Copy every record word for word.

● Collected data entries
[Start]

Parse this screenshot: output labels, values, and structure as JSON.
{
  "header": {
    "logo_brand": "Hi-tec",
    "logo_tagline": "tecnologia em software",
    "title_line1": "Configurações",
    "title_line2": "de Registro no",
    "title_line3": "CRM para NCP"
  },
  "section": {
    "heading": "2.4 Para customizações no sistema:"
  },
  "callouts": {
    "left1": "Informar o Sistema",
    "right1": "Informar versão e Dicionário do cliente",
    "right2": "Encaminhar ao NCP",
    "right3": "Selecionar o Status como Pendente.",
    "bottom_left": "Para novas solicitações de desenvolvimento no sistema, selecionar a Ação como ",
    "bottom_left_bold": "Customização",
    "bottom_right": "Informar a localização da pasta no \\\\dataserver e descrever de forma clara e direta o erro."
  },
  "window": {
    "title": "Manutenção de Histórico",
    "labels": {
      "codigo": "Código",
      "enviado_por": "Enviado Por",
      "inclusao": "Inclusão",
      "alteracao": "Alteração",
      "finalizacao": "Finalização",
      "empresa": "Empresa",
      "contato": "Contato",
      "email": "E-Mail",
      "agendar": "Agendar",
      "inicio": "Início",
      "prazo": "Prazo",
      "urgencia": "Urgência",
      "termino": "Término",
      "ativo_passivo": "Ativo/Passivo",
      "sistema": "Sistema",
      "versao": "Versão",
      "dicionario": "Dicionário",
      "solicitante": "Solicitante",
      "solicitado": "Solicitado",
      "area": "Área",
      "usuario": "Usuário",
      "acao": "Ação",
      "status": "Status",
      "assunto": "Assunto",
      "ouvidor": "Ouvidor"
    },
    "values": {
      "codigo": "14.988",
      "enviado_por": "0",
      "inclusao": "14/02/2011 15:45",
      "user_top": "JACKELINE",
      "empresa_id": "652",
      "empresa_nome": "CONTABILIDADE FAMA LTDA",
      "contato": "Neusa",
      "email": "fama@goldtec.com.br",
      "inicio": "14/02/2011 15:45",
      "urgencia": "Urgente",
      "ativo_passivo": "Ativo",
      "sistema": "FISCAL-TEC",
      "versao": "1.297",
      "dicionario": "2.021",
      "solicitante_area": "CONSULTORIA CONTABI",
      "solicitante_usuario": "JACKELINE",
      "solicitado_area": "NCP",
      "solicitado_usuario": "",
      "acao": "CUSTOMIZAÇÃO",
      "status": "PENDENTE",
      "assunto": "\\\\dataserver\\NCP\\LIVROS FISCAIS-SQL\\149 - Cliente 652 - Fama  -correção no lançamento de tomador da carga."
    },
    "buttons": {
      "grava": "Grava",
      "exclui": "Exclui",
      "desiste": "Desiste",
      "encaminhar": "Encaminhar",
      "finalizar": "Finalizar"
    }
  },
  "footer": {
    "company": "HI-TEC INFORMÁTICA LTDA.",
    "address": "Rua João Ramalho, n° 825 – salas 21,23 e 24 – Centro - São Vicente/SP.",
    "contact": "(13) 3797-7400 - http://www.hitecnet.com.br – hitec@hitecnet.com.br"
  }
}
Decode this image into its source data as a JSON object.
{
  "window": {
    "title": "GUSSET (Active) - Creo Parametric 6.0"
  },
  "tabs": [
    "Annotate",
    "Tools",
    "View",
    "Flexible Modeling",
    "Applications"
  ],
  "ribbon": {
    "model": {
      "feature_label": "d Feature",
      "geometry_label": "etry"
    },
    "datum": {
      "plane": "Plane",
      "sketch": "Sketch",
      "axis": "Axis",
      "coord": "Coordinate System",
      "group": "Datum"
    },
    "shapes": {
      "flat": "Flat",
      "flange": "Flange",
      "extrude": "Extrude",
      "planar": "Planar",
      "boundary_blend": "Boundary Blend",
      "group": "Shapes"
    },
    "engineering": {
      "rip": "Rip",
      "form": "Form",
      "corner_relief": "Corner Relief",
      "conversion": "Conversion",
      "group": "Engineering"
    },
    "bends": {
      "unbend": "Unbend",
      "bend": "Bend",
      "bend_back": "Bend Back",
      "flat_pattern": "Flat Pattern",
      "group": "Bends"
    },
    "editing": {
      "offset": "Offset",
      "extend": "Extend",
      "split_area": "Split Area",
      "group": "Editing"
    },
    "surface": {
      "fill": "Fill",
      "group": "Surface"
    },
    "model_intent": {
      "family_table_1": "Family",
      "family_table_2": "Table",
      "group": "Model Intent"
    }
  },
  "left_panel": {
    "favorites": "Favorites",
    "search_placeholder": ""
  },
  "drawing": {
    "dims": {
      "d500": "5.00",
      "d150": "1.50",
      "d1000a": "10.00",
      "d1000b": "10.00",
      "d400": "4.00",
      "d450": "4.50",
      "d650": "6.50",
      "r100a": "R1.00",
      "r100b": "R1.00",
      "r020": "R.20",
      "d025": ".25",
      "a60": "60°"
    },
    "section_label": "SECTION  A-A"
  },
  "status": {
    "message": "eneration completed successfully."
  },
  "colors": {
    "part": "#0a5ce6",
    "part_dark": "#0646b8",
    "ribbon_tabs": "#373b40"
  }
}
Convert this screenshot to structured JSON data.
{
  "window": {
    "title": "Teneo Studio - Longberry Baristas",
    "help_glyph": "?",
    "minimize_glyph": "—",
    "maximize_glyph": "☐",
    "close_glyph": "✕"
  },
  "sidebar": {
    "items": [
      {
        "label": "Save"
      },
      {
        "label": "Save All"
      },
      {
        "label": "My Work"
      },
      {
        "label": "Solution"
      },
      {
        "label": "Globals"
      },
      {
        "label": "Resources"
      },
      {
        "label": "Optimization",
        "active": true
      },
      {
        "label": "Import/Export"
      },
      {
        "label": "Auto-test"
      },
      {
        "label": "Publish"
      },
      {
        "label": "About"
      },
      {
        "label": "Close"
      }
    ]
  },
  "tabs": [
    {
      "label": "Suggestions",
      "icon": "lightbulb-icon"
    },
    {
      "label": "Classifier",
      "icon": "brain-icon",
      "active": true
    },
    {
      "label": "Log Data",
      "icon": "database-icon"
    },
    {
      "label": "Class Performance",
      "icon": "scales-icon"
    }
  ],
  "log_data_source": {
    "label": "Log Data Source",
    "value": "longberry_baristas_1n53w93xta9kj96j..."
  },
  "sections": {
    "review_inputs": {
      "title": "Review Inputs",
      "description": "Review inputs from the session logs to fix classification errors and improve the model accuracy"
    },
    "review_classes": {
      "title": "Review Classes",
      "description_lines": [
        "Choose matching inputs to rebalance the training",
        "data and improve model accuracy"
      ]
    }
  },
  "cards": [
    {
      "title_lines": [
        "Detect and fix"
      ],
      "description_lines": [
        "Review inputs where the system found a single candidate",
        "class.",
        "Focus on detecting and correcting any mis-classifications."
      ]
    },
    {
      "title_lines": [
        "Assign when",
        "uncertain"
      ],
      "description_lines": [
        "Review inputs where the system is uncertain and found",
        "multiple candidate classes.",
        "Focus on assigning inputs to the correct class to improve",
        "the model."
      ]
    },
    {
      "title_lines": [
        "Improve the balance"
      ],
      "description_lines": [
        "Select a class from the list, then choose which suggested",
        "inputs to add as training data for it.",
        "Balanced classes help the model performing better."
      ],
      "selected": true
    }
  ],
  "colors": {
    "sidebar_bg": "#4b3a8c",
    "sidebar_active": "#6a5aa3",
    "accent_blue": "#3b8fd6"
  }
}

[End]

● Correct response
Parse this screenshot: output labels, values, and structure as JSON.
{
  "header": {
    "logo_brand": "Hi-tec",
    "logo_tagline": "tecnologia em software",
    "title_line1": "Configurações",
    "title_line2": "de Registro no",
    "title_line3": "CRM para NCP"
  },
  "section": {
    "heading": "2.4 Para customizações no sistema:"
  },
  "callouts": {
    "left1": "Informar o Sistema",
    "right1": "Informar versão e Dicionário do cliente",
    "right2": "Encaminhar ao NCP",
    "right3": "Selecionar o Status como Pendente.",
    "bottom_left": "Para novas solicitações de desenvolvimento no sistema, selecionar a Ação como ",
    "bottom_left_bold": "Customização",
    "bottom_right": "Informar a localização da pasta no \\\\dataserver e descrever de forma clara e direta o erro."
  },
  "window": {
    "title": "Manutenção de Histórico",
    "labels": {
      "codigo": "Código",
      "enviado_por": "Enviado Por",
      "inclusao": "Inclusão",
      "alteracao": "Alteração",
      "finalizacao": "Finalização",
      "empresa": "Empresa",
      "contato": "Contato",
      "email": "E-Mail",
      "agendar": "Agendar",
      "inicio": "Início",
      "prazo": "Prazo",
      "urgencia": "Urgência",
      "termino": "Término",
      "ativo_passivo": "Ativo/Passivo",
      "sistema": "Sistema",
      "versao": "Versão",
      "dicionario": "Dicionário",
      "solicitante": "Solicitante",
      "solicitado": "Solicitado",
      "area": "Área",
      "usuario": "Usuário",
      "acao": "Ação",
      "status": "Status",
      "assunto": "Assunto",
      "ouvidor": "Ouvidor"
    },
    "values": {
      "codigo": "14.988",
      "enviado_por": "0",
      "inclusao": "14/02/2011 15:45",
      "user_top": "JACKELINE",
      "empresa_id": "652",
      "empresa_nome": "CONTABILIDADE FAMA LTDA",
      "contato": "Neusa",
      "email": "fama@goldtec.com.br",
      "inicio": "14/02/2011 15:45",
      "urgencia": "Urgente",
      "ativo_passivo": "Ativo",
      "sistema": "FISCAL-TEC",
      "versao": "1.297",
      "dicionario": "2.021",
      "solicitante_area": "CONSULTORIA CONTABI",
      "solicitante_usuario": "JACKELINE",
      "solicitado_area": "NCP",
      "solicitado_usuario": "",
      "acao": "CUSTOMIZAÇÃO",
      "status": "PENDENTE",
      "assunto": "\\\\dataserver\\NCP\\LIVROS FISCAIS-SQL\\149 - Cliente 652 - Fama  -correção no lançamento de tomador da carga."
    },
    "buttons": {
      "grava": "Grava",
      "exclui": "Exclui",
      "desiste": "Desiste",
      "encaminhar": "Encaminhar",
      "finalizar": "Finalizar"
    }
  },
  "footer": {
    "company": "HI-TEC INFORMÁTICA LTDA.",
    "address": "Rua João Ramalho, n° 825 – salas 21,23 e 24 – Centro - São Vicente/SP.",
    "contact": "(13) 3797-7400 - http://www.hitecnet.com.br – hitec@hitecnet.com.br"
  }
}
Decode this image into its source data as a JSON object.
{
  "window": {
    "title": "GUSSET (Active) - Creo Parametric 6.0"
  },
  "tabs": [
    "Annotate",
    "Tools",
    "View",
    "Flexible Modeling",
    "Applications"
  ],
  "ribbon": {
    "model": {
      "feature_label": "d Feature",
      "geometry_label": "etry"
    },
    "datum": {
      "plane": "Plane",
      "sketch": "Sketch",
      "axis": "Axis",
      "coord": "Coordinate System",
      "group": "Datum"
    },
    "shapes": {
      "flat": "Flat",
      "flange": "Flange",
      "extrude": "Extrude",
      "planar": "Planar",
      "boundary_blend": "Boundary Blend",
      "group": "Shapes"
    },
    "engineering": {
      "rip": "Rip",
      "form": "Form",
      "corner_relief": "Corner Relief",
      "conversion": "Conversion",
      "group": "Engineering"
    },
    "bends": {
      "unbend": "Unbend",
      "bend": "Bend",
      "bend_back": "Bend Back",
      "flat_pattern": "Flat Pattern",
      "group": "Bends"
    },
    "editing": {
      "offset": "Offset",
      "extend": "Extend",
      "split_area": "Split Area",
      "group": "Editing"
    },
    "surface": {
      "fill": "Fill",
      "group": "Surface"
    },
    "model_intent": {
      "family_table_1": "Family",
      "family_table_2": "Table",
      "group": "Model Intent"
    }
  },
  "left_panel": {
    "favorites": "Favorites",
    "search_placeholder": ""
  },
  "drawing": {
    "dims": {
      "d500": "5.00",
      "d150": "1.50",
      "d1000a": "10.00",
      "d1000b": "10.00",
      "d400": "4.00",
      "d450": "4.50",
      "d650": "6.50",
      "r100a": "R1.00",
      "r100b": "R1.00",
      "r020": "R.20",
      "d025": ".25",
      "a60": "60°"
    },
    "section_label": "SECTION  A-A"
  },
  "status": {
    "message": "eneration completed successfully."
  },
  "colors": {
    "part": "#0a5ce6",
    "part_dark": "#0646b8",
    "ribbon_tabs": "#373b40"
  }
}
Convert this screenshot to structured JSON data.
{
  "window": {
    "title": "Teneo Studio - Longberry Baristas",
    "help_glyph": "?",
    "minimize_glyph": "—",
    "maximize_glyph": "☐",
    "close_glyph": "✕"
  },
  "sidebar": {
    "items": [
      {
        "label": "Save"
      },
      {
        "label": "Save All"
      },
      {
        "label": "My Work"
      },
      {
        "label": "Solution"
      },
      {
        "label": "Globals"
      },
      {
        "label": "Resources"
      },
      {
        "label": "Optimization",
        "active": true
      },
      {
        "label": "Import/Export"
      },
      {
        "label": "Auto-test"
      },
      {
        "label": "Publish"
      },
      {
        "label": "About"
      },
      {
        "label": "Close"
      }
    ]
  },
  "tabs": [
    {
      "label": "Suggestions",
      "icon": "lightbulb-icon"
    },
    {
      "label": "Classifier",
      "icon": "brain-icon",
      "active": true
    },
    {
      "label": "Log Data",
      "icon": "database-icon"
    },
    {
      "label": "Class Performance",
      "icon": "scales-icon"
    }
  ],
  "log_data_source": {
    "label": "Log Data Source",
    "value": "longberry_baristas_1n53w93xta9kj96j..."
  },
  "sections": {
    "review_inputs": {
      "title": "Review Inputs",
      "description": "Review inputs from the session logs to fix classification errors and improve the model accuracy"
    },
    "review_classes": {
      "title": "Review Classes",
      "description_lines": [
        "Choose matching inputs to rebalance the training",
        "data and improve model accuracy"
      ]
    }
  },
  "cards": [
    {
      "title_lines": [
        "Detect and fix"
      ],
      "description_lines": [
        "Review inputs where the system found a single candidate",
        "class.",
        "Focus on detecting and correcting any mis-classifications."
      ]
    },
    {
      "title_lines": [
        "Assign when",
        "uncertain"
      ],
      "description_lines": [
        "Review inputs where the system is uncertain and found",
        "multiple candidate classes.",
        "Focus on assigning inputs to the correct class to improve",
        "the model."
      ]
    },
    {
      "title_lines": [
        "Improve the balance"
      ],
      "description_lines": [
        "Select a class from the list, then choose which suggested",
        "inputs to add as training data for it.",
        "Balanced classes help the model performing better."
      ],
      "selected": true
    }
  ],
  "colors": {
    "sidebar_bg": "#4b3a8c",
    "sidebar_active": "#6a5aa3",
    "accent_blue": "#3b8fd6"
  }
}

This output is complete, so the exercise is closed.